## BEGIN

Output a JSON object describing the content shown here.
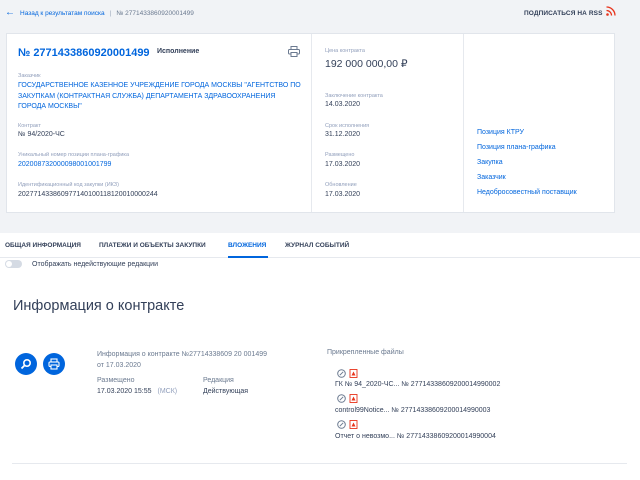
{
  "breadcrumb": {
    "back_label": "Назад к результатам поиска",
    "separator": "|",
    "current": "№ 27714338609200014​99"
  },
  "header": {
    "rss_label": "ПОДПИСАТЬСЯ НА RSS"
  },
  "card": {
    "reg_number": "№ 2771433860920001499",
    "status": "Исполнение",
    "customer_label": "Заказчик",
    "customer_value": "ГОСУДАРСТВЕННОЕ КАЗЕННОЕ УЧРЕЖДЕНИЕ ГОРОДА МОСКВЫ \"АГЕНТСТВО ПО ЗАКУПКАМ (КОНТРАКТНАЯ СЛУЖБА) ДЕПАРТАМЕНТА ЗДРАВООХРАНЕНИЯ ГОРОДА МОСКВЫ\"",
    "contract_label": "Контракт",
    "contract_value": "№ 94/2020-ЧС",
    "plan_label": "Уникальный номер позиции плана-графика",
    "plan_value": "202008732000098001001799",
    "ikz_label": "Идентификационный код закупки (ИКЗ)",
    "ikz_value": "202771433860977140100118120010000244",
    "price_label": "Цена контракта",
    "price_value": "192 000 000,00 ₽",
    "conclusion_label": "Заключение контракта",
    "conclusion_value": "14.03.2020",
    "term_label": "Срок исполнения",
    "term_value": "31.12.2020",
    "placed_label": "Размещено",
    "placed_value": "17.03.2020",
    "updated_label": "Обновление",
    "updated_value": "17.03.2020",
    "quick_links": [
      "Позиция КТРУ",
      "Позиция плана-графика",
      "Закупка",
      "Заказчик",
      "Недобросовестный поставщик"
    ]
  },
  "tabs": [
    "ОБЩАЯ ИНФОРМАЦИЯ",
    "ПЛАТЕЖИ И ОБЪЕКТЫ ЗАКУПКИ",
    "ВЛОЖЕНИЯ",
    "ЖУРНАЛ СОБЫТИЙ"
  ],
  "active_tab": "ВЛОЖЕНИЯ",
  "toggle_label": "Отображать недействующие редакции",
  "section": {
    "title": "Информация о контракте",
    "info_line1": "Информация о контракте №27714338609 20 001499",
    "info_line2": "от 17.03.2020",
    "placed_label": "Размещено",
    "placed_value": "17.03.2020 15:55",
    "tz": "(МСК)",
    "edition_label": "Редакция",
    "edition_value": "Действующая",
    "attachments_title": "Прикрепленные файлы",
    "files": [
      "ГК № 94_2020-ЧС... № 2771433860920001499000​2",
      "control99Notice... № 27714338609200014990003",
      "Отчет о невозмо... № 27714338609200014990004"
    ]
  },
  "colors": {
    "accent": "#0065dd",
    "pdf": "#e8331b",
    "text": "#334059",
    "muted": "#909ebb"
  }
}
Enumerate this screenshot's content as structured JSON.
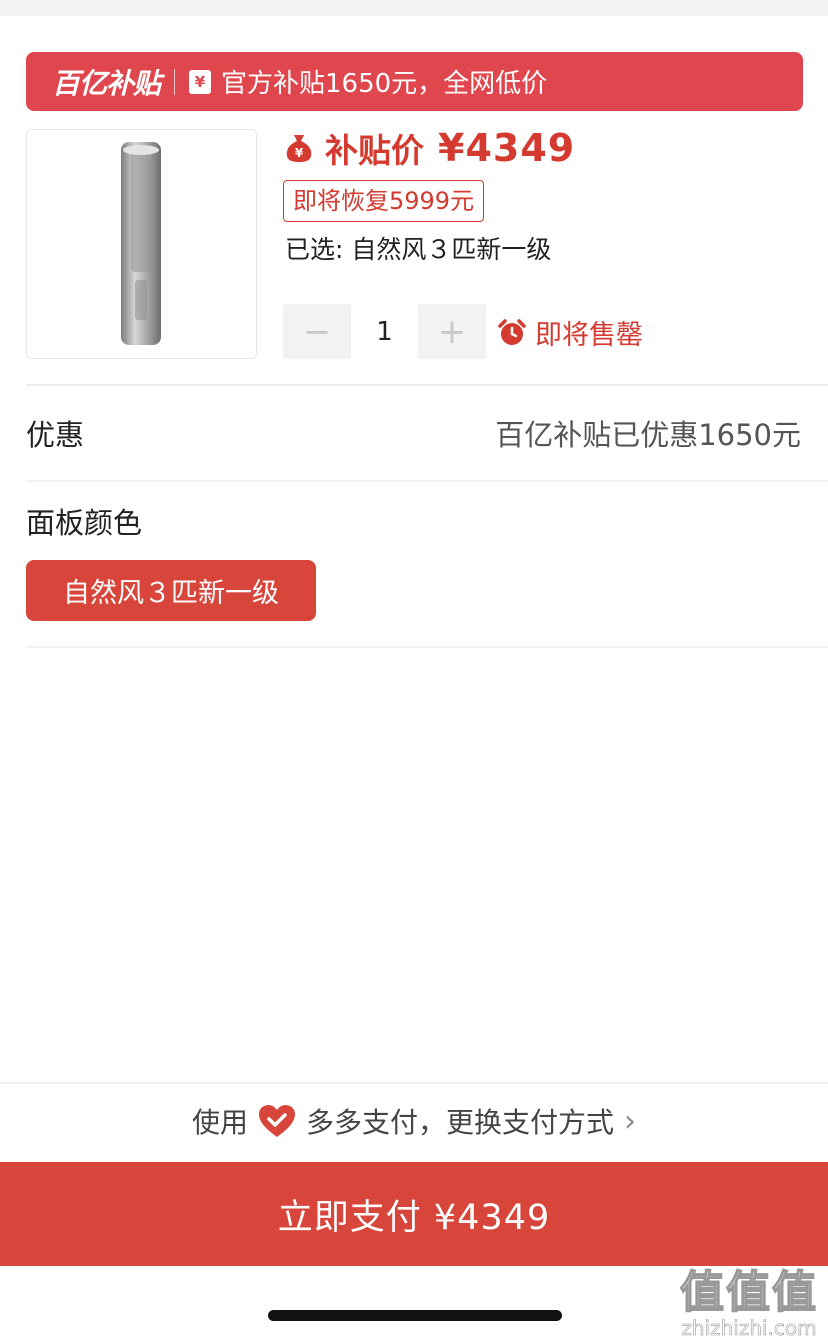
{
  "banner": {
    "brand": "百亿补贴",
    "icon": "yen-receipt-icon",
    "icon_glyph": "¥",
    "text": "官方补贴1650元，全网低价",
    "color": "#e0464d"
  },
  "product": {
    "image_icon": "tower-air-conditioner-image",
    "price_label": "补贴价",
    "price": "¥4349",
    "restore_tag": "即将恢复5999元",
    "selected_text": "已选: 自然风３匹新一级",
    "quantity": "1",
    "minus_label": "−",
    "plus_label": "+",
    "soldout_text": "即将售罄",
    "accent_color": "#d43a30"
  },
  "discount": {
    "label": "优惠",
    "value": "百亿补贴已优惠1650元"
  },
  "panel_color": {
    "label": "面板颜色",
    "option": "自然风３匹新一级"
  },
  "payment": {
    "prefix": "使用",
    "method": "多多支付，更换支付方式",
    "icon": "heart-check-icon",
    "chevron": "›",
    "button": "立即支付 ¥4349"
  },
  "watermark": {
    "big": "值值值",
    "small": "zhizhizhi.com"
  }
}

## END

(PROBLEM STATEMENT) Look through the listing above and count the lines where the string "контракта" appears. Report the number only.

(TASK OUTPUT) 2